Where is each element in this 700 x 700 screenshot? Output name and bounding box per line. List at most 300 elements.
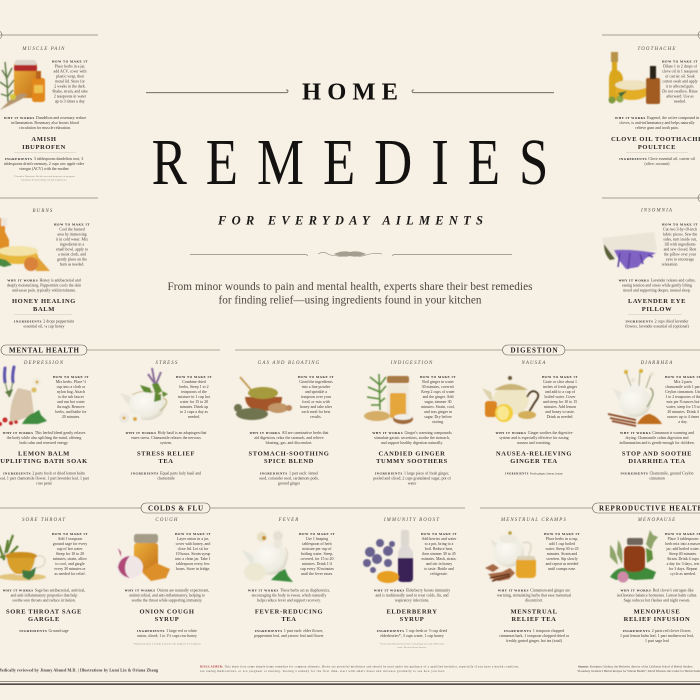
icon: bath soak sachet bbox=[0, 367, 47, 426]
how to make it: a day for 3 days, rest bbox=[667, 561, 700, 567]
remedy name: AMISH bbox=[31, 136, 57, 143]
ingredients: seed, coriander seed, cardamom pods, bbox=[259, 476, 319, 482]
how to make it: into a clean jar. Take 1 bbox=[175, 556, 211, 561]
ingredients: INGREDIENTS 2 parts red clover flower, bbox=[623, 628, 691, 633]
how to make it: mixture in 1 cup hot bbox=[178, 394, 211, 399]
how to make it: eyes to encourage bbox=[666, 256, 694, 262]
how to make it: minutes, strain, allow bbox=[53, 556, 87, 562]
remedy name: CANDIED GINGER bbox=[378, 450, 446, 458]
how to make it: 10 hours. Strain syrup bbox=[176, 551, 210, 556]
how to make it: and sew closed. Rest bbox=[664, 246, 697, 252]
how to make it: minutes. Strain and bbox=[547, 551, 577, 556]
how to make it: water; steep for 15 to bbox=[666, 404, 700, 409]
ingredients: peeled and sliced; 2 cups granulated sugar, pot of bbox=[373, 476, 451, 482]
how to make it: HOW TO MAKE IT bbox=[298, 375, 334, 379]
how to make it: for 3 days. Repeat bbox=[669, 566, 698, 571]
ingredients: INGREDIENTS Clove essential oil, carrier oil bbox=[619, 156, 695, 161]
remedy name: UPLIFTING BATH SOAK bbox=[0, 458, 88, 465]
remedy name: TUMMY SOOTHERS bbox=[376, 458, 448, 465]
how to make it: jar; add boiled water. bbox=[665, 546, 700, 551]
how to make it: Keep 2 cups of water bbox=[421, 389, 455, 394]
remedy name: DIARRHEA TEA bbox=[628, 458, 686, 465]
how to make it: boiled water. Cover bbox=[545, 394, 576, 399]
topic: GAS AND BLOATING bbox=[258, 361, 320, 366]
how to make it: chamomile with 1 part bbox=[665, 384, 700, 389]
card: indigestion bbox=[364, 361, 456, 486]
how to make it: and sprinkle a bbox=[305, 389, 327, 394]
card: cough bbox=[117, 518, 211, 646]
topic: MENSTRUAL CRAMPS bbox=[500, 518, 567, 523]
topic: BURNS bbox=[33, 209, 53, 214]
remedy name: TEA bbox=[281, 616, 297, 623]
how to make it: cotton swab and apply bbox=[662, 78, 698, 84]
how to make it: a moist cloth, and bbox=[58, 252, 86, 258]
why it works: relieve gum and tooth pain. bbox=[635, 125, 679, 130]
how to make it: Place herbs in a cup, bbox=[546, 536, 578, 542]
how to make it: HOW TO MAKE IT bbox=[544, 532, 580, 536]
how to make it: to the tub faucet bbox=[58, 394, 85, 399]
topic: MUSCLE PAIN bbox=[21, 47, 66, 52]
how to make it: then simmer 30 to 45 bbox=[422, 551, 456, 556]
why it works: WHY IT WORKS Sage has antibacterial, antiviral, bbox=[3, 588, 85, 592]
why it works: warming, stimulating herbs that ease menstrual bbox=[497, 592, 572, 598]
why it works: cloves, is anti-inflammatory and helps naturally bbox=[619, 120, 695, 126]
remedy name: GARGLE bbox=[28, 616, 60, 623]
remedy name: ONION COUGH bbox=[139, 608, 195, 616]
why it works: WHY IT WORKS Eugenol, the active compound in bbox=[615, 115, 699, 120]
why it works: WHY IT WORKS Dandelion and rosemary reduce bbox=[4, 115, 86, 120]
icon: honey balm bbox=[0, 218, 50, 271]
topic: INSOMNIA bbox=[640, 208, 673, 214]
why it works: Sage reduces hot flashes and night sweats. bbox=[624, 598, 690, 602]
remedy name: TEA bbox=[158, 458, 174, 465]
title: remedies: REMEDIES bbox=[152, 125, 548, 198]
how to make it: Mix 2 parts bbox=[674, 379, 693, 384]
why it works: inflammation. Rosemary also boosts blood bbox=[11, 120, 79, 125]
how to make it: HOW TO MAKE IT bbox=[420, 375, 456, 379]
ingredients: essential oil, ¼ cup honey bbox=[24, 324, 64, 330]
ingredients: vinegar (ACV) with the mother bbox=[19, 166, 70, 171]
icon: fever tea pot bbox=[241, 531, 293, 582]
how to make it: tablespoon of herb bbox=[302, 541, 332, 546]
how to make it: fabric pieces. Sew the bbox=[663, 232, 698, 236]
how to make it: boiling water. Steep, bbox=[301, 551, 333, 557]
how to make it: Place herbs in a jar, bbox=[55, 64, 85, 70]
how to make it: water for 15 to 20 bbox=[180, 399, 208, 404]
why it works: aid digestion, relax the stomach, and relieve bbox=[254, 435, 324, 441]
how to make it: minutes. Strain, cool, bbox=[421, 404, 455, 410]
how to make it: fill with ingredients bbox=[664, 242, 696, 246]
topic: DEPRESSION bbox=[23, 361, 64, 366]
how to make it: relaxation. bbox=[662, 262, 678, 266]
remedy name: LAVENDER EYE bbox=[628, 298, 686, 305]
icon: ginger tea pot bbox=[482, 376, 538, 422]
ingredients: INGREDIENTS 2 parts fresh or dried lemon balm bbox=[3, 470, 85, 476]
how to make it: ounces up to 4 times bbox=[667, 414, 700, 419]
remedy name: STOMACH-SOOTHING bbox=[249, 450, 329, 458]
how to make it: every 30 minutes or bbox=[54, 566, 86, 571]
card: gas and bloating bbox=[234, 361, 334, 486]
icon: chamomile pot and cinnamon bbox=[608, 369, 662, 426]
how to make it: and honey to taste. bbox=[545, 409, 575, 414]
why it works: WHY IT WORKS Red clover's estrogen-like bbox=[620, 588, 694, 592]
why it works: stimulate gastric secretions, soothe the stomach, bbox=[374, 435, 450, 441]
header block bbox=[146, 78, 554, 306]
card: nausea bbox=[482, 361, 578, 476]
how to make it: plastic wrap, then bbox=[56, 74, 84, 80]
icon: teapot and honey bbox=[485, 531, 536, 581]
how to make it: each meal for best bbox=[302, 409, 331, 414]
remedy name: IBUPROFEN bbox=[22, 144, 66, 151]
disclaimer: are taking medications, or are pregnant or nursing. Testing a remedy for the first time, start with small doses and increase gradually to see how you feel. bbox=[200, 669, 445, 674]
ingredients: INGREDIENTS 2 cups dried lavender bbox=[626, 318, 688, 324]
why it works: system and is especially effective for easing bbox=[499, 435, 569, 440]
ingredients: 1 part sage leaf bbox=[645, 638, 670, 643]
why it works: WHY IT WORKS This herbal blend gently relaxes bbox=[3, 430, 85, 435]
topic: IMMUNITY BOOST bbox=[383, 518, 440, 523]
remedy name: LEMON BALM bbox=[18, 450, 70, 458]
how to make it: up to 3 times a day. bbox=[55, 98, 85, 104]
how to make it: minutes. Mash, strain, bbox=[422, 556, 456, 562]
how to make it: and the ginger. Add bbox=[423, 394, 453, 399]
icon: herbal infusion jar bbox=[610, 530, 658, 582]
how to make it: sugar, simmer 30 bbox=[424, 399, 452, 405]
how to make it: into a fine powder bbox=[302, 384, 331, 389]
why it works: circulation for muscle relaxation. bbox=[19, 125, 71, 130]
section pill: reproductive health: REPRODUCTIVE HEALTH bbox=[599, 505, 700, 513]
intro text: for finding relief—using ingredients found in your kitchen bbox=[218, 294, 482, 306]
how to make it: HOW TO MAKE IT bbox=[53, 375, 89, 379]
remedy name: MENOPAUSE bbox=[634, 608, 680, 616]
why it works: WHY IT WORKS All are carminative herbs that bbox=[249, 430, 329, 435]
remedy name: FEVER-REDUCING bbox=[255, 608, 323, 616]
card: stress bbox=[119, 361, 212, 480]
how to make it: honey and take after bbox=[300, 404, 333, 409]
ingredients: INGREDIENTS Ground sage bbox=[19, 628, 69, 633]
remedy name: RELIEF TEA bbox=[511, 616, 557, 623]
how to make it: hours. Store in fridge. bbox=[176, 566, 210, 571]
how to make it: HOW TO MAKE IT bbox=[662, 60, 698, 64]
how to make it: minutes. Add lemon bbox=[544, 404, 576, 409]
why it works: respiratory infections. bbox=[395, 598, 429, 602]
card: immunity boost bbox=[363, 518, 457, 649]
how to make it: sides, turn inside out, bbox=[663, 236, 697, 242]
ingredients: leaf, 1 part chamomile flower, 1 part lavender leaf, 1 part bbox=[0, 476, 90, 482]
why it works: easing tension and stress while gently lifting bbox=[622, 282, 692, 288]
topic: INDIGESTION bbox=[390, 361, 433, 366]
why it works: system. bbox=[160, 440, 172, 445]
how to make it: minutes. Drink 1/4 bbox=[302, 561, 332, 566]
how to make it: storing. bbox=[432, 419, 444, 424]
ingredients: elderberries*, 3 cups water, 1 cup honey bbox=[380, 633, 444, 639]
how to make it: Ceylon cinnamon. Use bbox=[665, 389, 700, 394]
why it works: eases stress. Chamomile relaxes the nervous bbox=[131, 435, 201, 440]
why it works: soothe the throat while supporting immunity. bbox=[132, 598, 202, 602]
why it works: both calm and renewed energy. bbox=[20, 440, 69, 445]
topic: NAUSEA bbox=[520, 361, 547, 366]
how to make it: and repeat as needed bbox=[546, 561, 578, 566]
card: sore throat bbox=[0, 518, 88, 633]
how to make it: Use 1 heaping bbox=[306, 536, 328, 541]
why it works: deeply moisturizing. Peppermint cools the skin bbox=[7, 282, 81, 288]
why it works: and eases pain, typically within minutes. bbox=[12, 288, 76, 294]
how to make it: Boil ginger in water bbox=[422, 379, 454, 384]
how to make it: herb mix into a mason bbox=[665, 541, 700, 546]
how to make it: burn as needed. bbox=[60, 262, 84, 266]
section pill: mental health bbox=[1, 345, 87, 355]
how to make it: to taste. Bottle and bbox=[424, 566, 454, 571]
why it works: inflammation and is gentle enough for children. bbox=[619, 440, 695, 445]
topic: TOOTHACHE bbox=[637, 47, 677, 52]
how to make it: needed. bbox=[674, 98, 686, 104]
how to make it: cycle as needed. bbox=[670, 571, 696, 576]
how to make it: HOW TO MAKE IT bbox=[52, 532, 88, 536]
remedy name: HONEY HEALING bbox=[12, 298, 76, 305]
ingredients: flowers, lavender essential oil (optional) bbox=[625, 324, 689, 330]
how to make it: afterward. Use as bbox=[666, 94, 694, 98]
card: fever bbox=[241, 518, 335, 639]
why it works: isoflavones balance hormones. Lemon balm calms. bbox=[617, 592, 697, 598]
card: diarrhea bbox=[608, 361, 700, 480]
ingredients: (olive, coconut) bbox=[645, 161, 670, 167]
section pill: colds and flu bbox=[141, 503, 210, 513]
icon: sage tea cup bbox=[0, 535, 46, 580]
how to make it: cover with honey, and bbox=[176, 541, 210, 547]
how to make it: Shake, strain, and take bbox=[52, 88, 88, 94]
ingredients: INGREDIENTS 2 drops peppermint bbox=[14, 318, 74, 324]
why it works: discomfort. bbox=[525, 598, 543, 602]
how to make it: clove oil in 1 teaspoon bbox=[662, 68, 698, 74]
why it works: WHY IT WORKS Holy basil is an adaptogen that bbox=[126, 430, 206, 435]
why it works: and support healthy digestion naturally. bbox=[381, 440, 443, 445]
how to make it: a day. bbox=[678, 419, 688, 424]
how to make it: add 1 cup boiled bbox=[549, 541, 575, 546]
why it works: WHY IT WORKS Onions are naturally expectorant, bbox=[125, 588, 209, 592]
topic: COUGH bbox=[155, 518, 179, 523]
how to make it: as needed for relief. bbox=[54, 571, 86, 576]
how to make it: 20 minutes. Drink 4 bbox=[667, 409, 699, 414]
how to make it: to a pot, bring to a bbox=[425, 541, 454, 547]
how to make it: 30 minutes, covered. bbox=[422, 384, 454, 390]
ingredients: cinnamon bark, 1 teaspoon chopped dried or bbox=[499, 633, 570, 639]
how to make it: until cramps ease. bbox=[548, 566, 576, 571]
how to make it: Strain. Drink 4 cups bbox=[667, 556, 699, 561]
section pill: mental health: MENTAL HEALTH bbox=[9, 347, 80, 355]
how to make it: Place 3 tablespoons bbox=[667, 536, 699, 541]
how to make it: area by immersing bbox=[57, 232, 87, 236]
topic: SORE THROAT bbox=[22, 518, 66, 523]
why it works: helps reduce fever and support recovery. bbox=[257, 598, 321, 602]
footnote: nursing or breastfeeding. Consult a physician. bbox=[21, 178, 67, 182]
how to make it: HOW TO MAKE IT bbox=[54, 222, 90, 226]
how to make it: minutes. Drink up bbox=[180, 404, 208, 409]
how to make it: and add to a cup of bbox=[545, 389, 576, 394]
how to make it: herbs, and bathe for bbox=[55, 409, 87, 415]
topic: MENOPAUSE bbox=[637, 518, 676, 523]
how to make it: Drink as needed. bbox=[547, 414, 573, 419]
why it works: nausea and vomiting. bbox=[517, 440, 551, 445]
how to make it: Layer onion in a jar, bbox=[177, 536, 209, 542]
footnote: *Consult a Physician: Decide uses and frequency of pregnant bbox=[13, 175, 75, 178]
how to make it: close lid. Let sit for bbox=[178, 546, 209, 551]
how to make it: ground sage for every bbox=[53, 541, 87, 546]
how to make it: needed. bbox=[188, 414, 200, 419]
ingredients: INGREDIENTS 1 part each: fennel bbox=[260, 470, 318, 476]
ingredients: INGREDIENTS Equal parts holy basil and bbox=[131, 470, 201, 476]
how to make it: the pillow over your bbox=[664, 252, 697, 256]
section pill: digestion bbox=[502, 345, 565, 355]
card: muscle pain bbox=[0, 47, 88, 182]
ingredients: INGREDIENTS Chamomile, ground Ceylon bbox=[621, 470, 693, 476]
why it works: encouraging the body to sweat, which naturally bbox=[252, 592, 326, 598]
section rules bbox=[0, 31, 700, 508]
ingredients: chamomile bbox=[157, 476, 175, 480]
remedy name: MENSTRUAL bbox=[510, 608, 558, 616]
how to make it: herbs. Steep 1 to 2 bbox=[179, 384, 209, 389]
icon: candied ginger jar bbox=[364, 374, 413, 424]
why it works: antimicrobial, and anti-inflammatory, helping to bbox=[129, 592, 205, 598]
ingredients: ground ginger bbox=[278, 480, 301, 486]
how to make it: Add 1 teaspoon bbox=[58, 536, 82, 541]
ingredients: peppermint leaf, and yarrow leaf and flower bbox=[254, 633, 324, 639]
ingredients: INGREDIENTS 3 tablespoons dandelion root, 3 bbox=[5, 156, 83, 161]
how to make it: of carrier oil. Soak bbox=[665, 74, 695, 78]
ingredients: INGREDIENTS 1 cup fresh or ½ cup dried bbox=[377, 628, 447, 633]
footer double rule bbox=[0, 681, 700, 685]
remedy name: RELIEF INFUSION bbox=[624, 616, 690, 623]
how to make it: 20 minutes. bbox=[62, 414, 80, 419]
card: depression bbox=[0, 361, 90, 486]
how to make it: teaspoons of the bbox=[181, 389, 207, 394]
how to make it: gently place on the bbox=[57, 256, 87, 262]
how to make it: Combine dried bbox=[182, 379, 206, 384]
topic: FEVER bbox=[278, 518, 299, 523]
subtitle: FOR EVERYDAY AILMENTS bbox=[217, 213, 483, 227]
why it works: WHY IT WORKS Cinnamon is warming and bbox=[620, 430, 694, 435]
ingredients: 1 part lemon balm leaf, 1 part motherwort leaf, bbox=[620, 633, 694, 639]
ingredients: tablespoons dried rosemary, 2 cups raw apple cider bbox=[4, 161, 85, 167]
how to make it: HOW TO MAKE IT bbox=[662, 222, 698, 226]
how to make it: mixture per cup of bbox=[302, 546, 332, 551]
topic: STRESS bbox=[156, 361, 178, 366]
how to make it: refrigerate. bbox=[430, 571, 448, 576]
footnote: *Cook and strain berries before consuming; raw and wild berries bbox=[380, 642, 444, 646]
how to make it: cup into a cloth or bbox=[57, 384, 86, 389]
how to make it: HOW TO MAKE IT bbox=[175, 532, 211, 536]
section pill: digestion: DIGESTION bbox=[510, 347, 558, 355]
how to make it: and stir in honey bbox=[426, 561, 452, 566]
why it works: soothe sore throats and reduce irritation. bbox=[12, 598, 76, 602]
how to make it: small bowl, apply to bbox=[56, 246, 88, 252]
how to make it: covered, for 15 to 20 bbox=[301, 556, 333, 562]
how to make it: HOW TO MAKE IT bbox=[665, 532, 700, 536]
card: insomnia bbox=[602, 208, 698, 330]
how to make it: tablespoon every few bbox=[176, 561, 210, 566]
ingredients: rose petal bbox=[36, 480, 53, 486]
footnote: *Syrup lasts up to 2 months if stored in the fridge for 2-3 teaspoons bbox=[133, 642, 201, 646]
ingredients: freshly grated ginger, hot tea (total) bbox=[506, 638, 563, 644]
ornament divider bbox=[190, 251, 512, 257]
remedy name: SYRUP bbox=[155, 616, 179, 623]
how to make it: Steep 40 minutes. bbox=[669, 551, 697, 556]
how to make it: results. bbox=[310, 414, 322, 419]
card: menopause bbox=[610, 518, 700, 643]
how to make it: 1 to 2 teaspoons of the bbox=[665, 394, 700, 399]
why it works: WHY IT WORKS Honey is antibacterial and bbox=[7, 278, 81, 282]
how to make it: through. Remove bbox=[57, 404, 85, 409]
how to make it: 2 weeks in the dark. bbox=[54, 84, 86, 88]
icon: jar, bottle and rosemary bbox=[0, 60, 45, 110]
section pill: colds and flu: COLDS & FLU bbox=[148, 505, 203, 513]
how to make it: boil. Reduce heat, bbox=[425, 546, 453, 552]
how to make it: nylon bag. Attach bbox=[57, 389, 85, 394]
how to make it: add ACV, cover with bbox=[54, 68, 87, 74]
footer credits: Medically reviewed by Jimmy Ahmed M.D. | Illustrations by Lumi Lin & Oriana Zhang bbox=[0, 668, 158, 672]
how to make it: metal lid. Store for bbox=[55, 78, 86, 84]
why it works: WHY IT WORKS Elderberry boosts immunity bbox=[374, 588, 450, 592]
footnote: toxic. Do not eat raw berries. bbox=[397, 646, 427, 649]
how to make it: and toss ginger in bbox=[424, 409, 452, 414]
how to make it: HOW TO MAKE IT bbox=[299, 532, 335, 536]
card: burns bbox=[0, 209, 90, 330]
how to make it: Grate or slice about 1 bbox=[543, 379, 577, 384]
remedy name: BALM bbox=[33, 306, 55, 313]
icon: spice bowl bbox=[234, 377, 292, 420]
how to make it: Add berries and water bbox=[422, 536, 457, 541]
how to make it: HOW TO MAKE IT bbox=[421, 532, 457, 536]
why it works: and is traditionally used to treat colds, flu, and bbox=[375, 592, 449, 598]
how to make it: Steep for 10 to 20 bbox=[56, 551, 84, 556]
how to make it: food, or mix with bbox=[302, 399, 330, 405]
how to make it: HOW TO MAKE IT bbox=[52, 60, 88, 64]
icon: elderberry syrup bbox=[363, 530, 413, 583]
remedy name: ELDERBERRY bbox=[386, 608, 438, 616]
how to make it: cup of hot water. bbox=[57, 546, 83, 551]
how to make it: inches of fresh ginger bbox=[543, 384, 578, 389]
how to make it: Mix herbs. Place ½ bbox=[56, 379, 86, 384]
how to make it: it in cold water. Mix bbox=[56, 236, 88, 242]
remedy name: SORE THROAT SAGE bbox=[6, 608, 82, 616]
why it works: WHY IT WORKS Ginger soothes the digestive bbox=[496, 430, 572, 435]
why it works: drying. Chamomile calms digestion and bbox=[626, 435, 688, 440]
ingredients: water bbox=[408, 480, 417, 486]
why it works: and anti-inflammatory properties that help bbox=[11, 592, 77, 598]
remedy name: NAUSEA-RELIEVING bbox=[496, 450, 572, 458]
how to make it: until the fever eases. bbox=[301, 571, 333, 576]
how to make it: Do not swallow. Rinse bbox=[662, 88, 698, 94]
icon: lavender pillow bbox=[602, 232, 657, 269]
why it works: the body while also uplifting the mind, offering bbox=[7, 435, 81, 441]
how to make it: to 2 cups a day as bbox=[180, 409, 208, 414]
how to make it: and run hot water bbox=[57, 399, 86, 404]
ingredients: INGREDIENTS 1 part each: elder flower, bbox=[255, 628, 323, 633]
remedy name: POULTICE bbox=[638, 144, 676, 151]
source note: "Rosemary Gladstar's Herbal Recipes for Vibrant Health"; David Winston, the Center for Herbal Studies bbox=[577, 669, 700, 674]
how to make it: Cut two 3-by-10-inch bbox=[663, 226, 697, 232]
ingredients: INGREDIENTS 1 large red or white bbox=[137, 628, 197, 633]
why it works: mood and supporting deeper, natural sleep. bbox=[623, 288, 691, 294]
disclaimer: DISCLAIMER: This sheet lists some simple home remedies for common ailments. Herbs are powerful medicines and should be used under the guidance of a qualified herbalist, especially if you have a health condition, bbox=[200, 664, 519, 668]
why it works: WHY IT WORKS Cinnamon and ginger are bbox=[498, 588, 570, 592]
card: toothache bbox=[608, 47, 700, 167]
source note: Sources: Rosemary Gladstar, the Herbalist, director of the California School of Herbal Studies; bbox=[578, 664, 693, 668]
remedy name: STOP AND SOOTHE bbox=[622, 450, 692, 458]
ingredients: cinnamon bbox=[649, 476, 665, 480]
why it works: WHY IT WORKS Lavender relaxes and calms, bbox=[618, 278, 696, 282]
how to make it: and steep for 10 to 15 bbox=[543, 399, 577, 404]
icon: clove oil bottles bbox=[608, 52, 660, 104]
ingredients: onion, sliced; 1 to 1½ cups raw honey bbox=[137, 633, 197, 639]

DIRECTIONS FOR THIS TASK:
Look over the material above and report each line holding "footer".

RESPONSE TO THE TASK:
footer double rule bbox=[0, 681, 700, 685]
footer credits: Medically reviewed by Jimmy Ahmed M.D. | Illustrations by Lumi Lin & Oriana Zhang bbox=[0, 668, 158, 672]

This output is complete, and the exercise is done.